# Brief
Substitute "scale-marker" for every occurrence of "size-dot" in the material and reproduce all of it with every other character unchanged.

Annotated element listings:
________________________________________

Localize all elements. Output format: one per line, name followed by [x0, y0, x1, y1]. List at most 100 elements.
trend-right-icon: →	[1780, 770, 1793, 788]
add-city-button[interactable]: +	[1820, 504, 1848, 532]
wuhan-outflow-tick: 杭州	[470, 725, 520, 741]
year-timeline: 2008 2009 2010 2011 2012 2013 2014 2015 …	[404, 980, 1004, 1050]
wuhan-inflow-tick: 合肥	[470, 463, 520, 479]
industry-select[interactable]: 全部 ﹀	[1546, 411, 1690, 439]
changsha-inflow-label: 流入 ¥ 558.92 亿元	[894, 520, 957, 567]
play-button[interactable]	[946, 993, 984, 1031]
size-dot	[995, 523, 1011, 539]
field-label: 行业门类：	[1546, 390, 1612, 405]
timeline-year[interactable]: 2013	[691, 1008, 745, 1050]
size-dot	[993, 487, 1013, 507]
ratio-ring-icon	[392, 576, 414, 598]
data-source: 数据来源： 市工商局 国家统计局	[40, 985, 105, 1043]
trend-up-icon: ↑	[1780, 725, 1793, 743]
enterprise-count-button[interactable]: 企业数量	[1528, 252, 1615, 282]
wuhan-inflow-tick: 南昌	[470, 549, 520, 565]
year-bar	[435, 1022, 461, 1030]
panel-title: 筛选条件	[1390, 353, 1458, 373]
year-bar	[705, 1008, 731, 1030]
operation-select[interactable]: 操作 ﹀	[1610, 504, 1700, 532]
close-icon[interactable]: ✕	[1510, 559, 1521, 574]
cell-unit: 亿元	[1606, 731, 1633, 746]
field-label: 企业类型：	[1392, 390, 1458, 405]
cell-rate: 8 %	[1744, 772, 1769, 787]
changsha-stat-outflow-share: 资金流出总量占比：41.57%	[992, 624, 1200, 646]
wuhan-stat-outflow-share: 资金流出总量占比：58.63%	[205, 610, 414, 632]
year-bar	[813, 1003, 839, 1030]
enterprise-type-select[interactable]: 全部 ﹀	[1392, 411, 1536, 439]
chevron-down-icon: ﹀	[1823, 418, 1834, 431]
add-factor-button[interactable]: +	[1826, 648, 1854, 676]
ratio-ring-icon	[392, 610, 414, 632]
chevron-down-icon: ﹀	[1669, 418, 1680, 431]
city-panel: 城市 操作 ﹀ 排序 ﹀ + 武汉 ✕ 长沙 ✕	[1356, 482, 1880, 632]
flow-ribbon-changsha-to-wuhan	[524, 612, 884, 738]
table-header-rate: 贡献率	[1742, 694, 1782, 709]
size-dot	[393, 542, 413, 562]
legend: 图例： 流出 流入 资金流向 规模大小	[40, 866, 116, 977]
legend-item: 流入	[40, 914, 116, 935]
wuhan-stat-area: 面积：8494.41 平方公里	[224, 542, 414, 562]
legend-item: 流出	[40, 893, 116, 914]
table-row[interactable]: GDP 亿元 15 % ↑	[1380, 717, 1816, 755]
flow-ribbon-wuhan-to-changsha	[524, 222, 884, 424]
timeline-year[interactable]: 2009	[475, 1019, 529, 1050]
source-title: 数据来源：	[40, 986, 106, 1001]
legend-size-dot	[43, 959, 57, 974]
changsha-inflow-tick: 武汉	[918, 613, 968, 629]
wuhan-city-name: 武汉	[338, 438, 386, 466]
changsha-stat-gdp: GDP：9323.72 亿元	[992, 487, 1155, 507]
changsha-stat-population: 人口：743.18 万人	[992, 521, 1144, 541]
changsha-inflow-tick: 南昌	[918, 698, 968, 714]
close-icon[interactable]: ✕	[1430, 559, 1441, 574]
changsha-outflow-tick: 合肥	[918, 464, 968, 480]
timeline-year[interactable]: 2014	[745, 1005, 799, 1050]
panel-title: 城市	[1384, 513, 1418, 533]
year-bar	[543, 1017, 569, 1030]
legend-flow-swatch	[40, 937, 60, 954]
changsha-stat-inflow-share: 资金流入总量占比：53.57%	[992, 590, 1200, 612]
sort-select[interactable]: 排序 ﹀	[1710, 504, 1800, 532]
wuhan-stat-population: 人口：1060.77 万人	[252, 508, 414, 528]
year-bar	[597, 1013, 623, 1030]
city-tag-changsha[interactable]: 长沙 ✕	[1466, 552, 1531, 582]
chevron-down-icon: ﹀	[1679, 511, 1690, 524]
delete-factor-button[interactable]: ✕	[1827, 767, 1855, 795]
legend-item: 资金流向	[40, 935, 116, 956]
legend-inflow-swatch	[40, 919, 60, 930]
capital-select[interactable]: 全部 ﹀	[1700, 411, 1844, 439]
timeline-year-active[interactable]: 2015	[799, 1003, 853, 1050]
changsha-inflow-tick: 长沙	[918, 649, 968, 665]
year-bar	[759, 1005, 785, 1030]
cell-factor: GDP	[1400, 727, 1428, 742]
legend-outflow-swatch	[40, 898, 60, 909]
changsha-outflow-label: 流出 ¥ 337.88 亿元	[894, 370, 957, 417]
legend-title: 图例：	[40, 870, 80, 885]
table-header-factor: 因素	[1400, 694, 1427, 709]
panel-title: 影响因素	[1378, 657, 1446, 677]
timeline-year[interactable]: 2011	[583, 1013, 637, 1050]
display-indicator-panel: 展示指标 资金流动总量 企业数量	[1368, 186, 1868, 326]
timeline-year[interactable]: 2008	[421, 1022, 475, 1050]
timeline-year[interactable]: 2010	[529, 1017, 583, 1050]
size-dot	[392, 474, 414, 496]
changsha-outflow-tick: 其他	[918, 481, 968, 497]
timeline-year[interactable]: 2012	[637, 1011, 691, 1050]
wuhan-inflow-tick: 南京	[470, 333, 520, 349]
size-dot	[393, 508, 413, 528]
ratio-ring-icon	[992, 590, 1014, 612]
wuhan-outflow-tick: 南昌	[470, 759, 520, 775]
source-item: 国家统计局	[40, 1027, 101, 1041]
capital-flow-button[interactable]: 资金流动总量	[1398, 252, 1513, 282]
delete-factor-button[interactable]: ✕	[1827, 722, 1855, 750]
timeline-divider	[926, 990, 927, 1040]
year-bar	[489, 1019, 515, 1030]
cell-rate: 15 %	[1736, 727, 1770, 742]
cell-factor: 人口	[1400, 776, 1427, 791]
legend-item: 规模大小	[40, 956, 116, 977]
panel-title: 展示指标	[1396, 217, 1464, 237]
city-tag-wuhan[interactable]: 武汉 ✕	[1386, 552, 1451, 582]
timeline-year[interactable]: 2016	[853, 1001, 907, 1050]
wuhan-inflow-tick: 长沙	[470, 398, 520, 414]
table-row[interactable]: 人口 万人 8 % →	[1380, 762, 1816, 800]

________________________________________

# Exercise solution
Localize all elements. Output format: one per line, name followed by [x0, y0, x1, y1]. List at most 100 elements.
trend-right-icon: →	[1780, 770, 1793, 788]
add-city-button[interactable]: +	[1820, 504, 1848, 532]
wuhan-outflow-tick: 杭州	[470, 725, 520, 741]
year-timeline: 2008 2009 2010 2011 2012 2013 2014 2015 …	[404, 980, 1004, 1050]
wuhan-inflow-tick: 合肥	[470, 463, 520, 479]
industry-select[interactable]: 全部 ﹀	[1546, 411, 1690, 439]
changsha-inflow-label: 流入 ¥ 558.92 亿元	[894, 520, 957, 567]
play-button[interactable]	[946, 993, 984, 1031]
scale-marker	[995, 523, 1011, 539]
field-label: 行业门类：	[1546, 390, 1612, 405]
timeline-year[interactable]: 2013	[691, 1008, 745, 1050]
scale-marker	[993, 487, 1013, 507]
ratio-ring-icon	[392, 576, 414, 598]
data-source: 数据来源： 市工商局 国家统计局	[40, 985, 105, 1043]
trend-up-icon: ↑	[1780, 725, 1793, 743]
enterprise-count-button[interactable]: 企业数量	[1528, 252, 1615, 282]
wuhan-inflow-tick: 南昌	[470, 549, 520, 565]
year-bar	[435, 1022, 461, 1030]
panel-title: 筛选条件	[1390, 353, 1458, 373]
year-bar	[705, 1008, 731, 1030]
operation-select[interactable]: 操作 ﹀	[1610, 504, 1700, 532]
close-icon[interactable]: ✕	[1510, 559, 1521, 574]
cell-unit: 亿元	[1606, 731, 1633, 746]
field-label: 企业类型：	[1392, 390, 1458, 405]
cell-rate: 8 %	[1744, 772, 1769, 787]
changsha-stat-outflow-share: 资金流出总量占比：41.57%	[992, 624, 1200, 646]
wuhan-stat-outflow-share: 资金流出总量占比：58.63%	[205, 610, 414, 632]
year-bar	[813, 1003, 839, 1030]
enterprise-type-select[interactable]: 全部 ﹀	[1392, 411, 1536, 439]
chevron-down-icon: ﹀	[1823, 418, 1834, 431]
add-factor-button[interactable]: +	[1826, 648, 1854, 676]
ratio-ring-icon	[392, 610, 414, 632]
chevron-down-icon: ﹀	[1669, 418, 1680, 431]
city-panel: 城市 操作 ﹀ 排序 ﹀ + 武汉 ✕ 长沙 ✕	[1356, 482, 1880, 632]
flow-ribbon-changsha-to-wuhan	[524, 612, 884, 738]
table-header-rate: 贡献率	[1742, 694, 1782, 709]
scale-marker	[393, 542, 413, 562]
legend: 图例： 流出 流入 资金流向 规模大小	[40, 866, 116, 977]
legend-item: 流入	[40, 914, 116, 935]
wuhan-stat-area: 面积：8494.41 平方公里	[224, 542, 414, 562]
legend-item: 流出	[40, 893, 116, 914]
table-row[interactable]: GDP 亿元 15 % ↑	[1380, 717, 1816, 755]
flow-ribbon-wuhan-to-changsha	[524, 222, 884, 424]
timeline-year[interactable]: 2009	[475, 1019, 529, 1050]
source-title: 数据来源：	[40, 986, 106, 1001]
legend-scale-marker	[43, 959, 57, 974]
changsha-inflow-tick: 武汉	[918, 613, 968, 629]
wuhan-city-name: 武汉	[338, 438, 386, 466]
changsha-stat-gdp: GDP：9323.72 亿元	[992, 487, 1155, 507]
changsha-stat-population: 人口：743.18 万人	[992, 521, 1144, 541]
changsha-inflow-tick: 南昌	[918, 698, 968, 714]
close-icon[interactable]: ✕	[1430, 559, 1441, 574]
changsha-outflow-tick: 合肥	[918, 464, 968, 480]
timeline-year[interactable]: 2014	[745, 1005, 799, 1050]
panel-title: 城市	[1384, 513, 1418, 533]
year-bar	[543, 1017, 569, 1030]
legend-flow-swatch	[40, 937, 60, 954]
changsha-stat-inflow-share: 资金流入总量占比：53.57%	[992, 590, 1200, 612]
sort-select[interactable]: 排序 ﹀	[1710, 504, 1800, 532]
wuhan-stat-population: 人口：1060.77 万人	[252, 508, 414, 528]
year-bar	[597, 1013, 623, 1030]
city-tag-changsha[interactable]: 长沙 ✕	[1466, 552, 1531, 582]
chevron-down-icon: ﹀	[1679, 511, 1690, 524]
delete-factor-button[interactable]: ✕	[1827, 767, 1855, 795]
legend-item: 资金流向	[40, 935, 116, 956]
legend-inflow-swatch	[40, 919, 60, 930]
capital-select[interactable]: 全部 ﹀	[1700, 411, 1844, 439]
timeline-year-active[interactable]: 2015	[799, 1003, 853, 1050]
changsha-inflow-tick: 长沙	[918, 649, 968, 665]
year-bar	[759, 1005, 785, 1030]
cell-factor: GDP	[1400, 727, 1428, 742]
legend-outflow-swatch	[40, 898, 60, 909]
changsha-outflow-label: 流出 ¥ 337.88 亿元	[894, 370, 957, 417]
legend-title: 图例：	[40, 870, 80, 885]
table-header-factor: 因素	[1400, 694, 1427, 709]
panel-title: 影响因素	[1378, 657, 1446, 677]
timeline-year[interactable]: 2011	[583, 1013, 637, 1050]
display-indicator-panel: 展示指标 资金流动总量 企业数量	[1368, 186, 1868, 326]
timeline-year[interactable]: 2008	[421, 1022, 475, 1050]
timeline-year[interactable]: 2010	[529, 1017, 583, 1050]
scale-marker	[392, 474, 414, 496]
changsha-outflow-tick: 其他	[918, 481, 968, 497]
timeline-year[interactable]: 2012	[637, 1011, 691, 1050]
wuhan-inflow-tick: 南京	[470, 333, 520, 349]
scale-marker	[393, 508, 413, 528]
ratio-ring-icon	[992, 590, 1014, 612]
wuhan-outflow-tick: 南昌	[470, 759, 520, 775]
source-item: 国家统计局	[40, 1027, 101, 1041]
capital-flow-button[interactable]: 资金流动总量	[1398, 252, 1513, 282]
delete-factor-button[interactable]: ✕	[1827, 722, 1855, 750]
timeline-divider	[926, 990, 927, 1040]
year-bar	[489, 1019, 515, 1030]
cell-rate: 15 %	[1736, 727, 1770, 742]
cell-factor: 人口	[1400, 776, 1427, 791]
legend-item: 规模大小	[40, 956, 116, 977]
panel-title: 展示指标	[1396, 217, 1464, 237]
city-tag-wuhan[interactable]: 武汉 ✕	[1386, 552, 1451, 582]
timeline-year[interactable]: 2016	[853, 1001, 907, 1050]
wuhan-inflow-tick: 长沙	[470, 398, 520, 414]
table-row[interactable]: 人口 万人 8 % →	[1380, 762, 1816, 800]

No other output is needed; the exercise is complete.